(begin)

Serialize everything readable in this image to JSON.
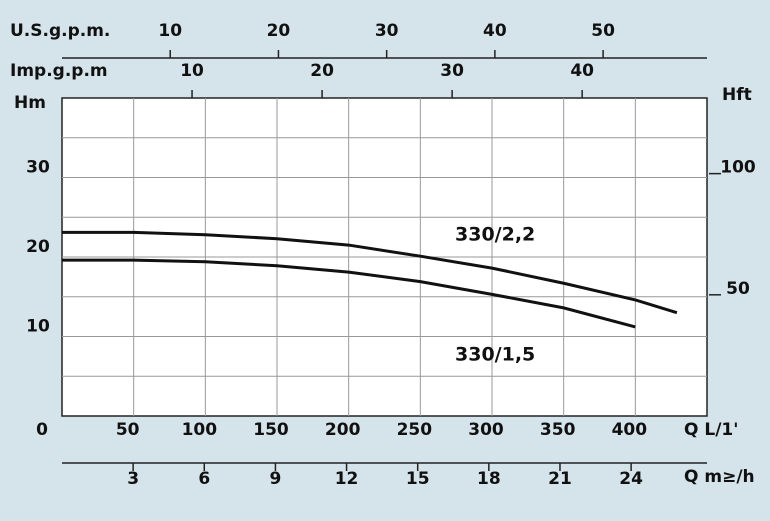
{
  "chart_data": {
    "type": "line",
    "x_label": "Q L/1'",
    "y_label": "Hm",
    "y2_label": "Hft",
    "xlim": [
      0,
      450
    ],
    "xticks": [
      0,
      50,
      100,
      150,
      200,
      250,
      300,
      350,
      400
    ],
    "ylim": [
      0,
      40
    ],
    "yticks": [
      10,
      20,
      30
    ],
    "ygrid": [
      5,
      10,
      15,
      20,
      25,
      30,
      35
    ],
    "y2lim": [
      0,
      131.2
    ],
    "y2ticks": [
      50,
      100
    ],
    "grid": true,
    "extra_x_axes": [
      {
        "label": "U.S.g.p.m.",
        "position": "top",
        "xlim": [
          0,
          59.6
        ],
        "xticks": [
          10,
          20,
          30,
          40,
          50
        ]
      },
      {
        "label": "Imp.g.p.m",
        "position": "top",
        "xlim": [
          0,
          49.6
        ],
        "xticks": [
          10,
          20,
          30,
          40
        ]
      },
      {
        "label": "Q m≥/h",
        "position": "bottom",
        "xlim": [
          0,
          27.2
        ],
        "xticks": [
          3,
          6,
          9,
          12,
          15,
          18,
          21,
          24
        ]
      }
    ],
    "series": [
      {
        "name": "330/2,2",
        "color": "#111111",
        "x": [
          0,
          50,
          100,
          150,
          200,
          250,
          300,
          350,
          400,
          429
        ],
        "values": [
          23.1,
          23.1,
          22.8,
          22.3,
          21.5,
          20.1,
          18.6,
          16.7,
          14.6,
          13.0
        ]
      },
      {
        "name": "330/1,5",
        "color": "#111111",
        "x": [
          0,
          50,
          100,
          150,
          200,
          250,
          300,
          350,
          400
        ],
        "values": [
          19.6,
          19.6,
          19.4,
          18.9,
          18.1,
          16.9,
          15.3,
          13.6,
          11.2
        ]
      }
    ]
  }
}
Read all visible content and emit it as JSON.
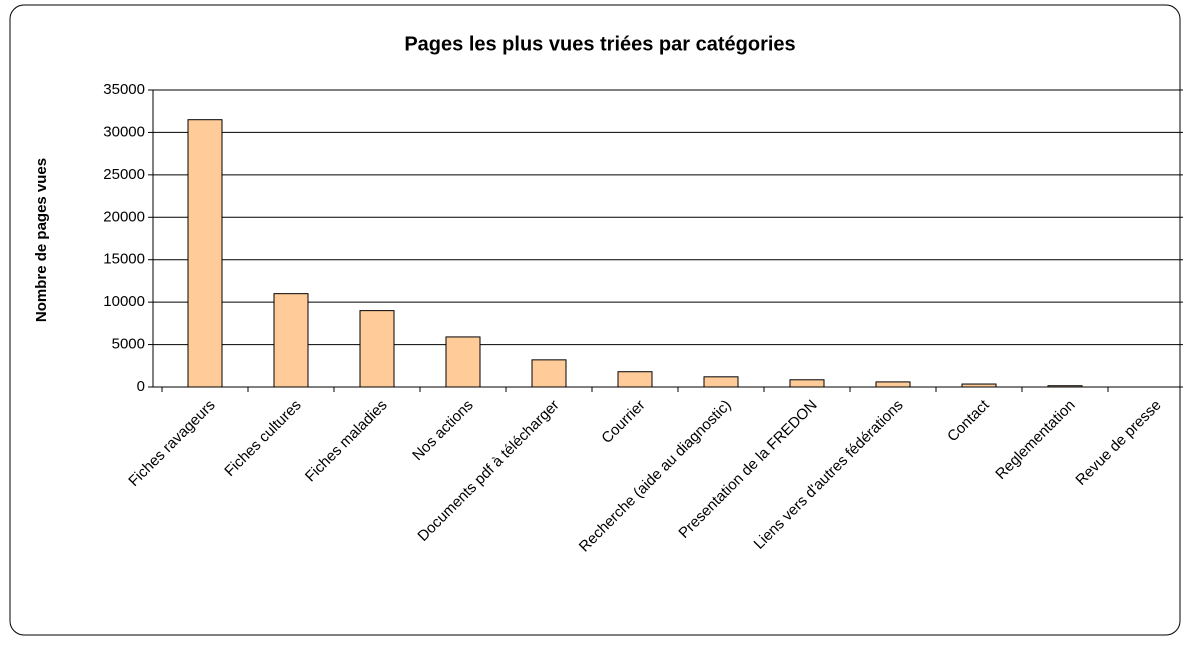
{
  "chart_data": {
    "type": "bar",
    "title": "Pages les plus vues triées par catégories",
    "y_label": "Nombre de pages vues",
    "categories": [
      "Fiches ravageurs",
      "Fiches cultures",
      "Fiches maladies",
      "Nos actions",
      "Documents pdf à télécharger",
      "Courrier",
      "Recherche (aide au diagnostic)",
      "Presentation de la FREDON",
      "Liens vers d'autres fédérations",
      "Contact",
      "Reglementation",
      "Revue de presse"
    ],
    "values": [
      31500,
      11000,
      9000,
      5900,
      3200,
      1800,
      1200,
      850,
      600,
      350,
      150,
      0
    ],
    "color": "#ffcc99",
    "ylim": [
      0,
      35000
    ],
    "yticks": [
      0,
      5000,
      10000,
      15000,
      20000,
      25000,
      30000,
      35000
    ],
    "grid": true
  }
}
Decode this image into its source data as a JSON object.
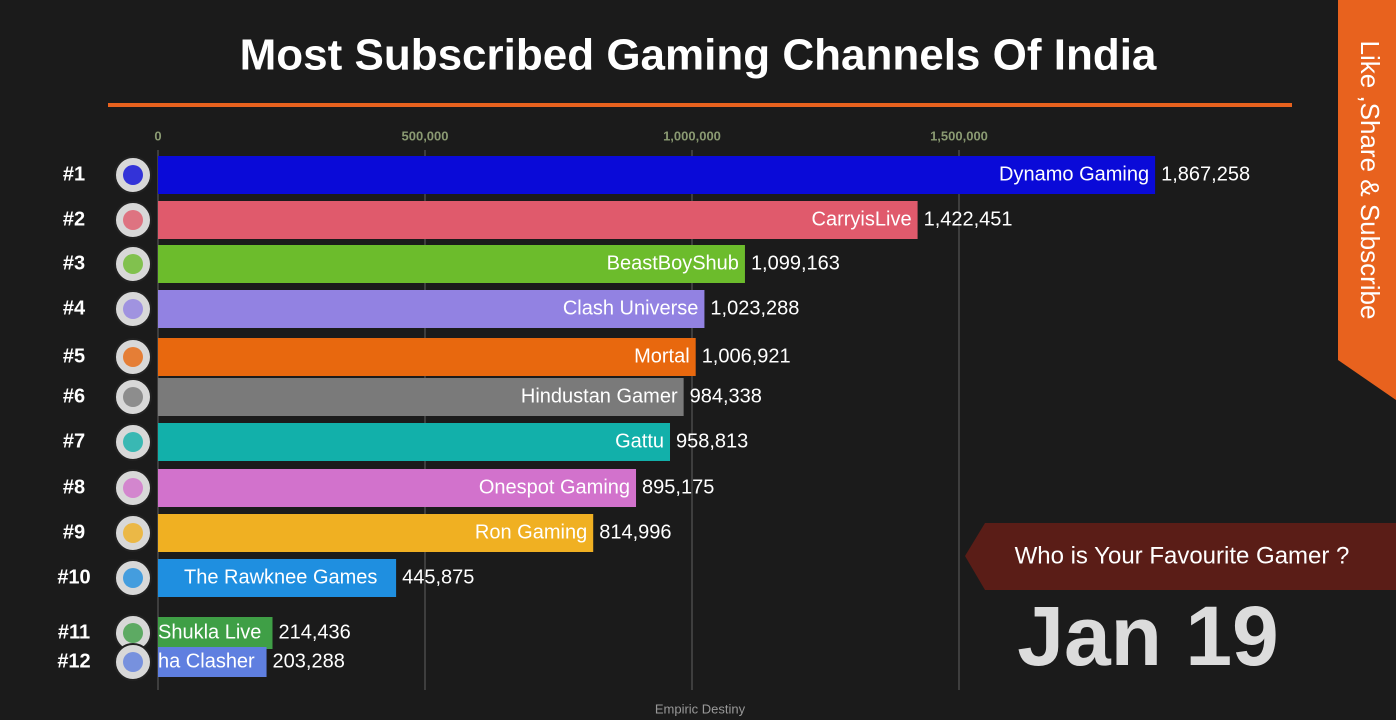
{
  "chart_data": {
    "type": "bar",
    "orientation": "horizontal",
    "title": "Most Subscribed Gaming Channels Of India",
    "ranks": [
      "#1",
      "#2",
      "#3",
      "#4",
      "#5",
      "#6",
      "#7",
      "#8",
      "#9",
      "#10",
      "#11",
      "#12"
    ],
    "categories": [
      "Dynamo Gaming",
      "CarryisLive",
      "BeastBoyShub",
      "Clash Universe",
      "Mortal",
      "Hindustan Gamer",
      "Gattu",
      "Onespot Gaming",
      "Ron Gaming",
      "The Rawknee Games",
      "Shukla Live",
      "ha Clasher"
    ],
    "values": [
      1867258,
      1422451,
      1099163,
      1023288,
      1006921,
      984338,
      958813,
      895175,
      814996,
      445875,
      214436,
      203288
    ],
    "value_labels": [
      "1,867,258",
      "1,422,451",
      "1,099,163",
      "1,023,288",
      "1,006,921",
      "984,338",
      "958,813",
      "895,175",
      "814,996",
      "445,875",
      "214,436",
      "203,288"
    ],
    "colors": [
      "#0a0ad8",
      "#e05a6c",
      "#6cbc2c",
      "#9282e2",
      "#e8680e",
      "#7a7a7a",
      "#12b0aa",
      "#d272cc",
      "#f0b022",
      "#1f8fe0",
      "#3f9f46",
      "#5f7fe0"
    ],
    "xlim": [
      0,
      2000000
    ],
    "xticks": [
      0,
      {
        "value": 500000,
        "label": "500,000"
      },
      {
        "value": 1000000,
        "label": "1,000,000"
      },
      {
        "value": 1500000,
        "label": "1,500,000"
      }
    ],
    "grid": true,
    "date_label": "Jan 19",
    "question": "Who is Your Favourite Gamer ?",
    "banner": "Like ,Share & Subscribe",
    "watermark": "Empiric Destiny"
  }
}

(end)

**WHAT YOU WILL DO**
Reproduce the records verbatim, omitting all images they contain.

**CORRECT RESULT**
Serialize everything readable in this image to JSON.
{
  "chart_data": {
    "type": "line",
    "x_label": "Q L/1'",
    "y_label": "Hm",
    "y2_label": "Hft",
    "xlim": [
      0,
      450
    ],
    "xticks": [
      0,
      50,
      100,
      150,
      200,
      250,
      300,
      350,
      400
    ],
    "ylim": [
      0,
      40
    ],
    "yticks": [
      10,
      20,
      30
    ],
    "ygrid": [
      5,
      10,
      15,
      20,
      25,
      30,
      35
    ],
    "y2lim": [
      0,
      131.2
    ],
    "y2ticks": [
      50,
      100
    ],
    "grid": true,
    "extra_x_axes": [
      {
        "label": "U.S.g.p.m.",
        "position": "top",
        "xlim": [
          0,
          59.6
        ],
        "xticks": [
          10,
          20,
          30,
          40,
          50
        ]
      },
      {
        "label": "Imp.g.p.m",
        "position": "top",
        "xlim": [
          0,
          49.6
        ],
        "xticks": [
          10,
          20,
          30,
          40
        ]
      },
      {
        "label": "Q m≥/h",
        "position": "bottom",
        "xlim": [
          0,
          27.2
        ],
        "xticks": [
          3,
          6,
          9,
          12,
          15,
          18,
          21,
          24
        ]
      }
    ],
    "series": [
      {
        "name": "330/2,2",
        "color": "#111111",
        "x": [
          0,
          50,
          100,
          150,
          200,
          250,
          300,
          350,
          400,
          429
        ],
        "values": [
          23.1,
          23.1,
          22.8,
          22.3,
          21.5,
          20.1,
          18.6,
          16.7,
          14.6,
          13.0
        ]
      },
      {
        "name": "330/1,5",
        "color": "#111111",
        "x": [
          0,
          50,
          100,
          150,
          200,
          250,
          300,
          350,
          400
        ],
        "values": [
          19.6,
          19.6,
          19.4,
          18.9,
          18.1,
          16.9,
          15.3,
          13.6,
          11.2
        ]
      }
    ]
  }
}
Read all visible content and emit it as JSON.
{
  "chart_data": {
    "type": "bar",
    "title": "Pages les plus vues triées par catégories",
    "y_label": "Nombre de pages vues",
    "categories": [
      "Fiches ravageurs",
      "Fiches cultures",
      "Fiches maladies",
      "Nos actions",
      "Documents pdf à télécharger",
      "Courrier",
      "Recherche (aide au diagnostic)",
      "Presentation de la FREDON",
      "Liens vers d'autres fédérations",
      "Contact",
      "Reglementation",
      "Revue de presse"
    ],
    "values": [
      31500,
      11000,
      9000,
      5900,
      3200,
      1800,
      1200,
      850,
      600,
      350,
      150,
      0
    ],
    "color": "#ffcc99",
    "ylim": [
      0,
      35000
    ],
    "yticks": [
      0,
      5000,
      10000,
      15000,
      20000,
      25000,
      30000,
      35000
    ],
    "grid": true
  }
}
Decode this image into its source data as a JSON object.
{
  "chart_data": {
    "type": "bar",
    "orientation": "horizontal",
    "title": "Most Subscribed Gaming Channels Of India",
    "ranks": [
      "#1",
      "#2",
      "#3",
      "#4",
      "#5",
      "#6",
      "#7",
      "#8",
      "#9",
      "#10",
      "#11",
      "#12"
    ],
    "categories": [
      "Dynamo Gaming",
      "CarryisLive",
      "BeastBoyShub",
      "Clash Universe",
      "Mortal",
      "Hindustan Gamer",
      "Gattu",
      "Onespot Gaming",
      "Ron Gaming",
      "The Rawknee Games",
      "Shukla Live",
      "ha Clasher"
    ],
    "values": [
      1867258,
      1422451,
      1099163,
      1023288,
      1006921,
      984338,
      958813,
      895175,
      814996,
      445875,
      214436,
      203288
    ],
    "value_labels": [
      "1,867,258",
      "1,422,451",
      "1,099,163",
      "1,023,288",
      "1,006,921",
      "984,338",
      "958,813",
      "895,175",
      "814,996",
      "445,875",
      "214,436",
      "203,288"
    ],
    "colors": [
      "#0a0ad8",
      "#e05a6c",
      "#6cbc2c",
      "#9282e2",
      "#e8680e",
      "#7a7a7a",
      "#12b0aa",
      "#d272cc",
      "#f0b022",
      "#1f8fe0",
      "#3f9f46",
      "#5f7fe0"
    ],
    "xlim": [
      0,
      2000000
    ],
    "xticks": [
      0,
      {
        "value": 500000,
        "label": "500,000"
      },
      {
        "value": 1000000,
        "label": "1,000,000"
      },
      {
        "value": 1500000,
        "label": "1,500,000"
      }
    ],
    "grid": true,
    "date_label": "Jan 19",
    "question": "Who is Your Favourite Gamer ?",
    "banner": "Like ,Share & Subscribe",
    "watermark": "Empiric Destiny"
  }
}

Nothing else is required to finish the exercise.